======== Task material
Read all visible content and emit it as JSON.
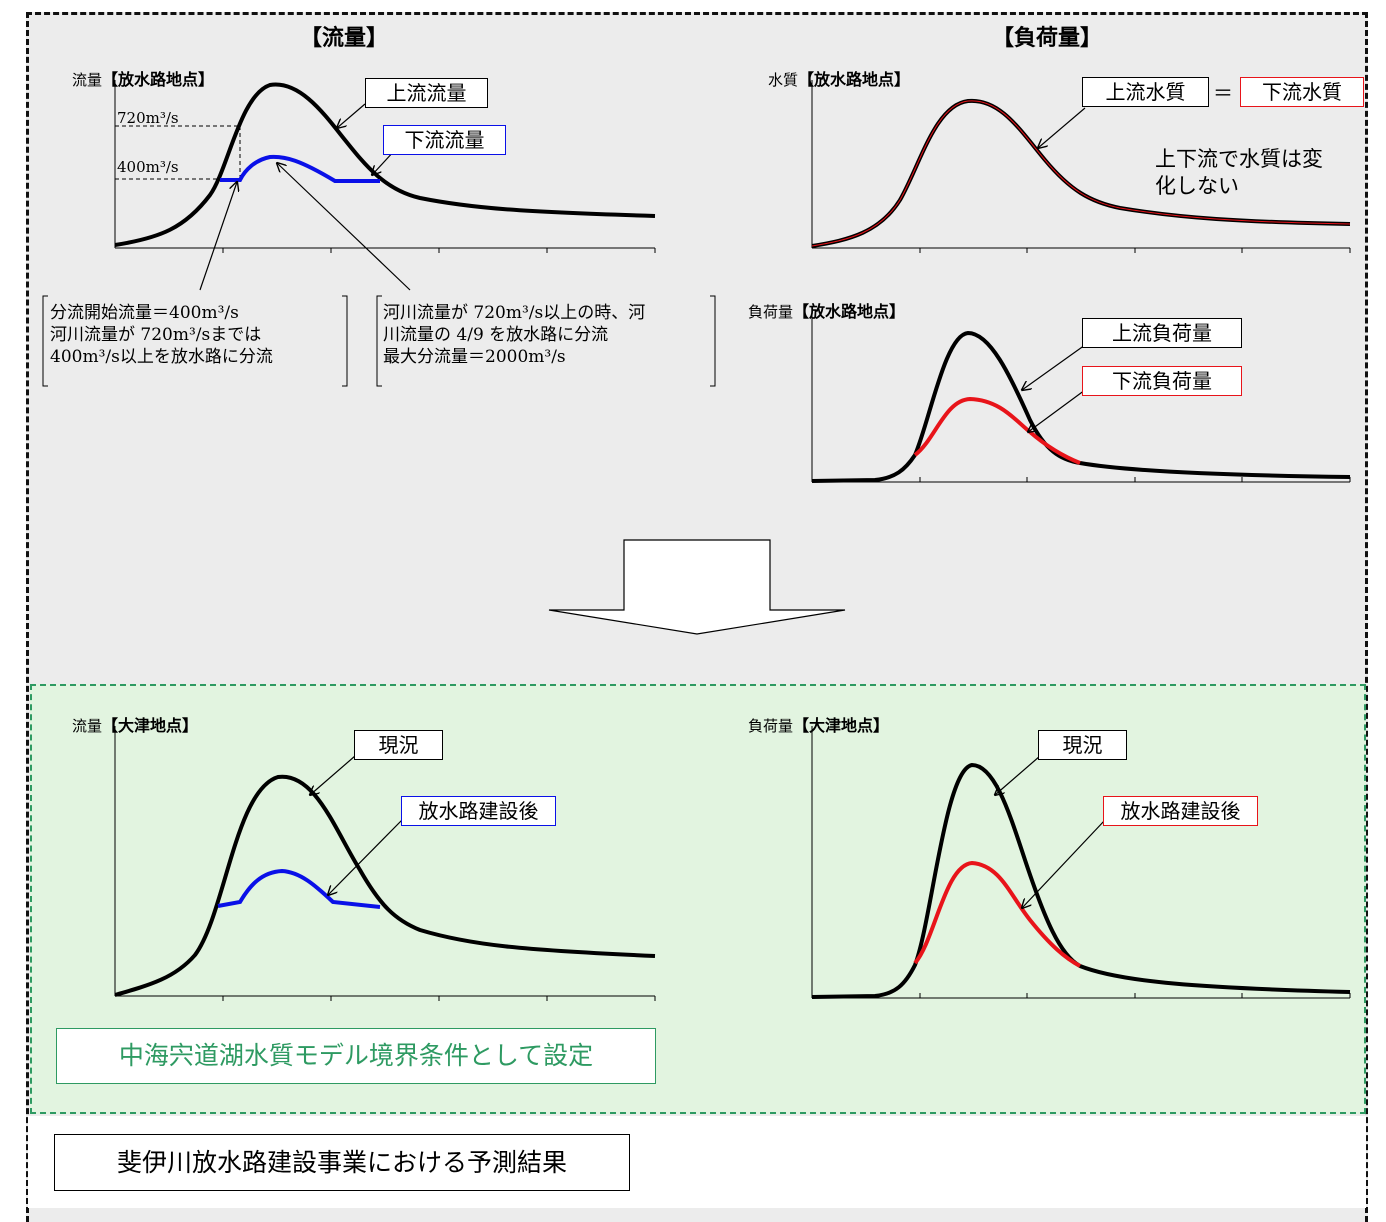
{
  "flow": {
    "title": "【流量】",
    "chart_outlet": {
      "ylabel": "流量",
      "location": "【放水路地点】",
      "level_720": "720m³/s",
      "level_400": "400m³/s",
      "label_upstream": "上流流量",
      "label_downstream": "下流流量"
    },
    "note_left": [
      "分流開始流量＝400m³/s",
      "河川流量が 720m³/sまでは",
      "400m³/s以上を放水路に分流"
    ],
    "note_right": [
      "河川流量が 720m³/s以上の時、河",
      "川流量の 4/9 を放水路に分流",
      "最大分流量＝2000m³/s"
    ]
  },
  "load": {
    "title": "【負荷量】",
    "chart_quality": {
      "ylabel": "水質",
      "location": "【放水路地点】",
      "label_upstream": "上流水質",
      "equals": "＝",
      "label_downstream": "下流水質",
      "note": [
        "上下流で水質は変",
        "化しない"
      ]
    },
    "chart_load": {
      "ylabel": "負荷量",
      "location": "【放水路地点】",
      "label_upstream": "上流負荷量",
      "label_downstream": "下流負荷量"
    }
  },
  "result": {
    "chart_flow": {
      "ylabel": "流量",
      "location": "【大津地点】",
      "label_current": "現況",
      "label_after": "放水路建設後"
    },
    "chart_load": {
      "ylabel": "負荷量",
      "location": "【大津地点】",
      "label_current": "現況",
      "label_after": "放水路建設後"
    },
    "boundary_label": "中海宍道湖水質モデル境界条件として設定"
  },
  "caption": "斐伊川放水路建設事業における予測結果",
  "colors": {
    "upstream": "#000000",
    "downstream_flow": "#0a10e8",
    "downstream_load": "#e8141a",
    "boundary_text": "#2e9a62",
    "panel_green": "#e2f4e0",
    "panel_gray": "#ececec"
  }
}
================
Work to do: Each entry gets copied exactly; the pictures stay out.

Result for this task:
Read all visible content and emit it as JSON.
{
  "flow": {
    "title": "【流量】",
    "chart_outlet": {
      "ylabel": "流量",
      "location": "【放水路地点】",
      "level_720": "720m³/s",
      "level_400": "400m³/s",
      "label_upstream": "上流流量",
      "label_downstream": "下流流量"
    },
    "note_left": [
      "分流開始流量＝400m³/s",
      "河川流量が 720m³/sまでは",
      "400m³/s以上を放水路に分流"
    ],
    "note_right": [
      "河川流量が 720m³/s以上の時、河",
      "川流量の 4/9 を放水路に分流",
      "最大分流量＝2000m³/s"
    ]
  },
  "load": {
    "title": "【負荷量】",
    "chart_quality": {
      "ylabel": "水質",
      "location": "【放水路地点】",
      "label_upstream": "上流水質",
      "equals": "＝",
      "label_downstream": "下流水質",
      "note": [
        "上下流で水質は変",
        "化しない"
      ]
    },
    "chart_load": {
      "ylabel": "負荷量",
      "location": "【放水路地点】",
      "label_upstream": "上流負荷量",
      "label_downstream": "下流負荷量"
    }
  },
  "result": {
    "chart_flow": {
      "ylabel": "流量",
      "location": "【大津地点】",
      "label_current": "現況",
      "label_after": "放水路建設後"
    },
    "chart_load": {
      "ylabel": "負荷量",
      "location": "【大津地点】",
      "label_current": "現況",
      "label_after": "放水路建設後"
    },
    "boundary_label": "中海宍道湖水質モデル境界条件として設定"
  },
  "caption": "斐伊川放水路建設事業における予測結果",
  "colors": {
    "upstream": "#000000",
    "downstream_flow": "#0a10e8",
    "downstream_load": "#e8141a",
    "boundary_text": "#2e9a62",
    "panel_green": "#e2f4e0",
    "panel_gray": "#ececec"
  }
}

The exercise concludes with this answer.